## [Your instructions]
Omit all pictures, then retype the data exactly as given.

## [Data rows]

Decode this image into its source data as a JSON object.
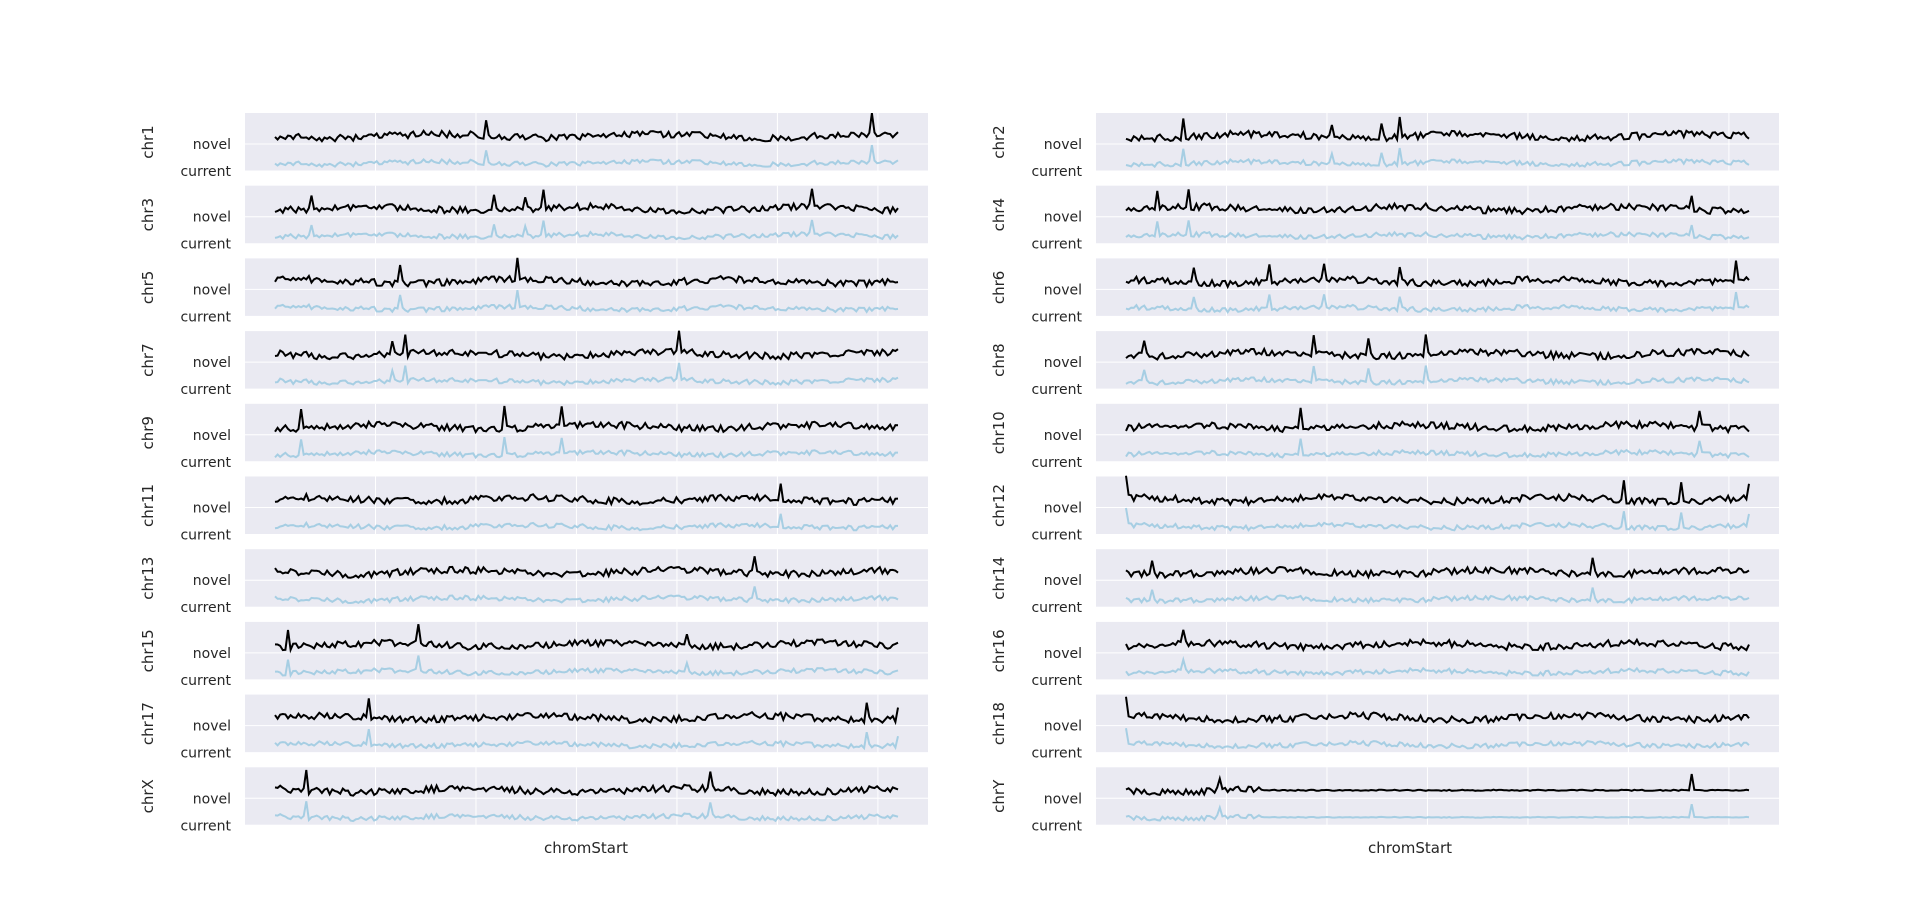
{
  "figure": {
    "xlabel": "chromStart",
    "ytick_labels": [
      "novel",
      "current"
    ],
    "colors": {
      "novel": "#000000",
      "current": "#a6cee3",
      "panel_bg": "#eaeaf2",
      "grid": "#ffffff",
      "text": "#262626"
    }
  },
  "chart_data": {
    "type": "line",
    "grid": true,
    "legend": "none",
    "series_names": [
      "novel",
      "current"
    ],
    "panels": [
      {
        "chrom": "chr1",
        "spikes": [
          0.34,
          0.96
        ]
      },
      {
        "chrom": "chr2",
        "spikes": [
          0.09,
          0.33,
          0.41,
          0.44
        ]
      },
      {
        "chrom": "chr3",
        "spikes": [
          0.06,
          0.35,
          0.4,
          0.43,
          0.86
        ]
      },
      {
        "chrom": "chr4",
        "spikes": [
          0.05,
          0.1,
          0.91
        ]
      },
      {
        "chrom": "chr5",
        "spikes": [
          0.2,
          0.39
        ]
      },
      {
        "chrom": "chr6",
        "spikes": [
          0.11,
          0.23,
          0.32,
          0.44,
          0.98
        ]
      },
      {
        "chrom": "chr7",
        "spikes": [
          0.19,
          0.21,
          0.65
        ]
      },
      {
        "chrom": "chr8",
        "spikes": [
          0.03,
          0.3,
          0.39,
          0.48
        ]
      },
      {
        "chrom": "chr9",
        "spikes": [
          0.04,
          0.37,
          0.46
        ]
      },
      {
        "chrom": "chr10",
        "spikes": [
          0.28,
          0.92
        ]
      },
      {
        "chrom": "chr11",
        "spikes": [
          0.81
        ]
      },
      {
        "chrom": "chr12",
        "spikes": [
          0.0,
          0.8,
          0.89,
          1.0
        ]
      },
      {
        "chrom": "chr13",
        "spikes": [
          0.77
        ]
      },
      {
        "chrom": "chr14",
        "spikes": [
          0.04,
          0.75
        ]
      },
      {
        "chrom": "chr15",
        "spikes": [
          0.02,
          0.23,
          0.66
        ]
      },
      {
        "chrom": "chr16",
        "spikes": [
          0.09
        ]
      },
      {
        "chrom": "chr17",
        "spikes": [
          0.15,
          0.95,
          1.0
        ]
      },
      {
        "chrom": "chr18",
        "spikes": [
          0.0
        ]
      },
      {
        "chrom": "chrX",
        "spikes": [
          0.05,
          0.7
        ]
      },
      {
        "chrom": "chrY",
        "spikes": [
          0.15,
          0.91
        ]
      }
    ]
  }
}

## [Solution for this exercise]
Decode this image into its source data as a JSON object.
{
  "figure": {
    "xlabel": "chromStart",
    "ytick_labels": [
      "novel",
      "current"
    ],
    "colors": {
      "novel": "#000000",
      "current": "#a6cee3",
      "panel_bg": "#eaeaf2",
      "grid": "#ffffff",
      "text": "#262626"
    }
  },
  "chart_data": {
    "type": "line",
    "grid": true,
    "legend": "none",
    "series_names": [
      "novel",
      "current"
    ],
    "panels": [
      {
        "chrom": "chr1",
        "spikes": [
          0.34,
          0.96
        ]
      },
      {
        "chrom": "chr2",
        "spikes": [
          0.09,
          0.33,
          0.41,
          0.44
        ]
      },
      {
        "chrom": "chr3",
        "spikes": [
          0.06,
          0.35,
          0.4,
          0.43,
          0.86
        ]
      },
      {
        "chrom": "chr4",
        "spikes": [
          0.05,
          0.1,
          0.91
        ]
      },
      {
        "chrom": "chr5",
        "spikes": [
          0.2,
          0.39
        ]
      },
      {
        "chrom": "chr6",
        "spikes": [
          0.11,
          0.23,
          0.32,
          0.44,
          0.98
        ]
      },
      {
        "chrom": "chr7",
        "spikes": [
          0.19,
          0.21,
          0.65
        ]
      },
      {
        "chrom": "chr8",
        "spikes": [
          0.03,
          0.3,
          0.39,
          0.48
        ]
      },
      {
        "chrom": "chr9",
        "spikes": [
          0.04,
          0.37,
          0.46
        ]
      },
      {
        "chrom": "chr10",
        "spikes": [
          0.28,
          0.92
        ]
      },
      {
        "chrom": "chr11",
        "spikes": [
          0.81
        ]
      },
      {
        "chrom": "chr12",
        "spikes": [
          0.0,
          0.8,
          0.89,
          1.0
        ]
      },
      {
        "chrom": "chr13",
        "spikes": [
          0.77
        ]
      },
      {
        "chrom": "chr14",
        "spikes": [
          0.04,
          0.75
        ]
      },
      {
        "chrom": "chr15",
        "spikes": [
          0.02,
          0.23,
          0.66
        ]
      },
      {
        "chrom": "chr16",
        "spikes": [
          0.09
        ]
      },
      {
        "chrom": "chr17",
        "spikes": [
          0.15,
          0.95,
          1.0
        ]
      },
      {
        "chrom": "chr18",
        "spikes": [
          0.0
        ]
      },
      {
        "chrom": "chrX",
        "spikes": [
          0.05,
          0.7
        ]
      },
      {
        "chrom": "chrY",
        "spikes": [
          0.15,
          0.91
        ]
      }
    ]
  }
}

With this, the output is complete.